──────── Data supplied ────────

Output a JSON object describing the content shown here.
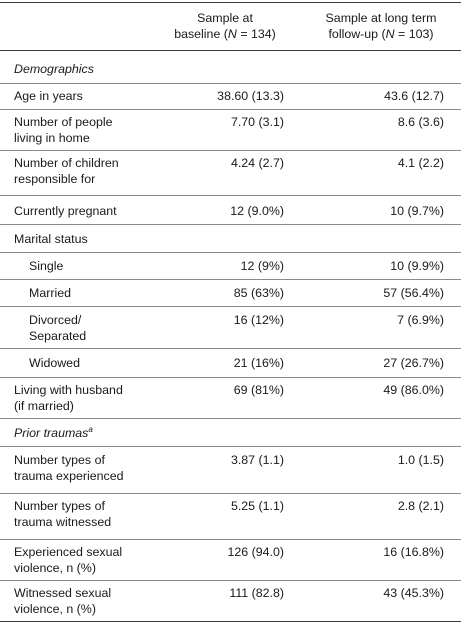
{
  "header": {
    "col1_line1": "Sample at",
    "col1_line2_prefix": "baseline (",
    "col1_n": "N",
    "col1_line2_suffix": " = 134)",
    "col2_line1": "Sample at long term",
    "col2_line2_prefix": "follow-up (",
    "col2_n": "N",
    "col2_line2_suffix": " = 103)"
  },
  "sections": {
    "demographics": "Demographics",
    "prior_traumas": "Prior traumas",
    "prior_traumas_sup": "a"
  },
  "rows": [
    {
      "label": [
        "Age in years"
      ],
      "baseline": "38.60 (13.3)",
      "followup": "43.6 (12.7)"
    },
    {
      "label": [
        "Number of people",
        "living in home"
      ],
      "baseline": "7.70 (3.1)",
      "followup": "8.6 (3.6)"
    },
    {
      "label": [
        "Number of children",
        "responsible for"
      ],
      "baseline": "4.24 (2.7)",
      "followup": "4.1 (2.2)"
    },
    {
      "label": [
        "Currently pregnant"
      ],
      "baseline": "12 (9.0%)",
      "followup": "10 (9.7%)"
    },
    {
      "label": [
        "Marital status"
      ],
      "baseline": "",
      "followup": ""
    },
    {
      "label": [
        "Single"
      ],
      "baseline": "12 (9%)",
      "followup": "10 (9.9%)"
    },
    {
      "label": [
        "Married"
      ],
      "baseline": "85 (63%)",
      "followup": "57 (56.4%)"
    },
    {
      "label": [
        "Divorced/",
        "Separated"
      ],
      "baseline": "16 (12%)",
      "followup": "7 (6.9%)"
    },
    {
      "label": [
        "Widowed"
      ],
      "baseline": "21 (16%)",
      "followup": "27 (26.7%)"
    },
    {
      "label": [
        "Living with husband",
        "(if married)"
      ],
      "baseline": "69 (81%)",
      "followup": "49 (86.0%)"
    },
    {
      "label": [
        "Number types of",
        "trauma experienced"
      ],
      "baseline": "3.87 (1.1)",
      "followup": "1.0 (1.5)"
    },
    {
      "label": [
        "Number types of",
        "trauma witnessed"
      ],
      "baseline": "5.25 (1.1)",
      "followup": "2.8 (2.1)"
    },
    {
      "label": [
        "Experienced sexual",
        "violence, n (%)"
      ],
      "baseline": "126 (94.0)",
      "followup": "16 (16.8%)"
    },
    {
      "label": [
        "Witnessed sexual",
        "violence, n (%)"
      ],
      "baseline": "111 (82.8)",
      "followup": "43 (45.3%)"
    }
  ]
}
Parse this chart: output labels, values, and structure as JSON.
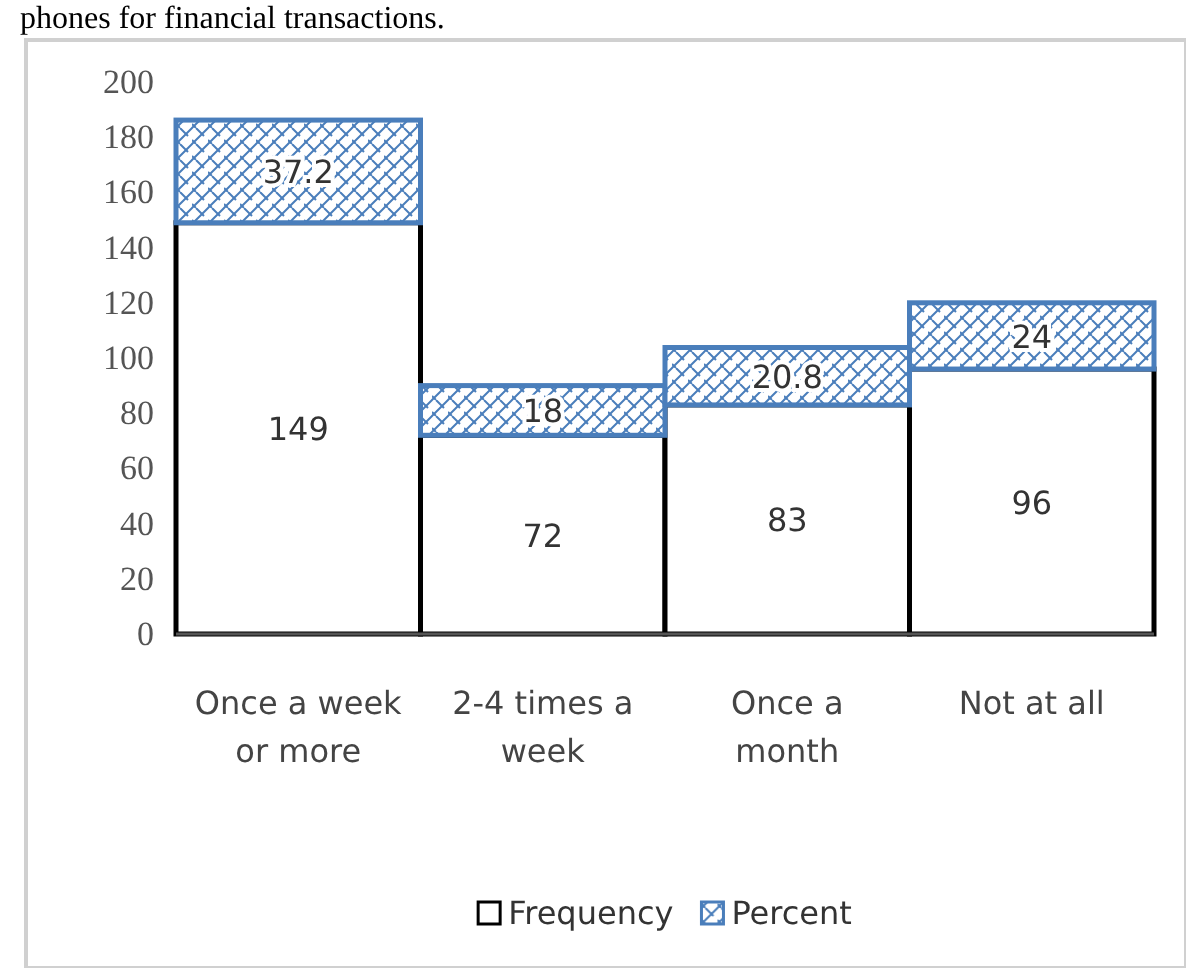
{
  "chart_data": {
    "type": "bar",
    "stacked": true,
    "categories": [
      "Once a week or more",
      "2-4 times a week",
      "Once a month",
      "Not at all"
    ],
    "series": [
      {
        "name": "Frequency",
        "color": "#ffffff",
        "values": [
          149,
          72,
          83,
          96
        ]
      },
      {
        "name": "Percent",
        "color": "#4a7ebb",
        "values": [
          37.2,
          18,
          20.8,
          24
        ]
      }
    ],
    "ylim": [
      0,
      200
    ],
    "yticks": [
      0,
      20,
      40,
      60,
      80,
      100,
      120,
      140,
      160,
      180,
      200
    ],
    "grid": false,
    "legend": "bottom",
    "data_labels": true,
    "annotations": [
      "phones for financial transactions."
    ]
  }
}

────────

### [What is being asked]
The material above must be printed exactly, with its pictures left out.

### [Expected output]
Output a JSON object describing the content shown here.
{
  "header": {
    "col1_line1": "Sample at",
    "col1_line2_prefix": "baseline (",
    "col1_n": "N",
    "col1_line2_suffix": " = 134)",
    "col2_line1": "Sample at long term",
    "col2_line2_prefix": "follow-up (",
    "col2_n": "N",
    "col2_line2_suffix": " = 103)"
  },
  "sections": {
    "demographics": "Demographics",
    "prior_traumas": "Prior traumas",
    "prior_traumas_sup": "a"
  },
  "rows": [
    {
      "label": [
        "Age in years"
      ],
      "baseline": "38.60 (13.3)",
      "followup": "43.6 (12.7)"
    },
    {
      "label": [
        "Number of people",
        "living in home"
      ],
      "baseline": "7.70 (3.1)",
      "followup": "8.6 (3.6)"
    },
    {
      "label": [
        "Number of children",
        "responsible for"
      ],
      "baseline": "4.24 (2.7)",
      "followup": "4.1 (2.2)"
    },
    {
      "label": [
        "Currently pregnant"
      ],
      "baseline": "12 (9.0%)",
      "followup": "10 (9.7%)"
    },
    {
      "label": [
        "Marital status"
      ],
      "baseline": "",
      "followup": ""
    },
    {
      "label": [
        "Single"
      ],
      "baseline": "12 (9%)",
      "followup": "10 (9.9%)"
    },
    {
      "label": [
        "Married"
      ],
      "baseline": "85 (63%)",
      "followup": "57 (56.4%)"
    },
    {
      "label": [
        "Divorced/",
        "Separated"
      ],
      "baseline": "16 (12%)",
      "followup": "7 (6.9%)"
    },
    {
      "label": [
        "Widowed"
      ],
      "baseline": "21 (16%)",
      "followup": "27 (26.7%)"
    },
    {
      "label": [
        "Living with husband",
        "(if married)"
      ],
      "baseline": "69 (81%)",
      "followup": "49 (86.0%)"
    },
    {
      "label": [
        "Number types of",
        "trauma experienced"
      ],
      "baseline": "3.87 (1.1)",
      "followup": "1.0 (1.5)"
    },
    {
      "label": [
        "Number types of",
        "trauma witnessed"
      ],
      "baseline": "5.25 (1.1)",
      "followup": "2.8 (2.1)"
    },
    {
      "label": [
        "Experienced sexual",
        "violence, n (%)"
      ],
      "baseline": "126 (94.0)",
      "followup": "16 (16.8%)"
    },
    {
      "label": [
        "Witnessed sexual",
        "violence, n (%)"
      ],
      "baseline": "111 (82.8)",
      "followup": "43 (45.3%)"
    }
  ]
}
Parse this chart: output labels, values, and structure as JSON.
{
  "chart_data": {
    "type": "bar",
    "stacked": true,
    "categories": [
      "Once a week or more",
      "2-4 times a week",
      "Once a month",
      "Not at all"
    ],
    "series": [
      {
        "name": "Frequency",
        "color": "#ffffff",
        "values": [
          149,
          72,
          83,
          96
        ]
      },
      {
        "name": "Percent",
        "color": "#4a7ebb",
        "values": [
          37.2,
          18,
          20.8,
          24
        ]
      }
    ],
    "ylim": [
      0,
      200
    ],
    "yticks": [
      0,
      20,
      40,
      60,
      80,
      100,
      120,
      140,
      160,
      180,
      200
    ],
    "grid": false,
    "legend": "bottom",
    "data_labels": true,
    "annotations": [
      "phones for financial transactions."
    ]
  }
}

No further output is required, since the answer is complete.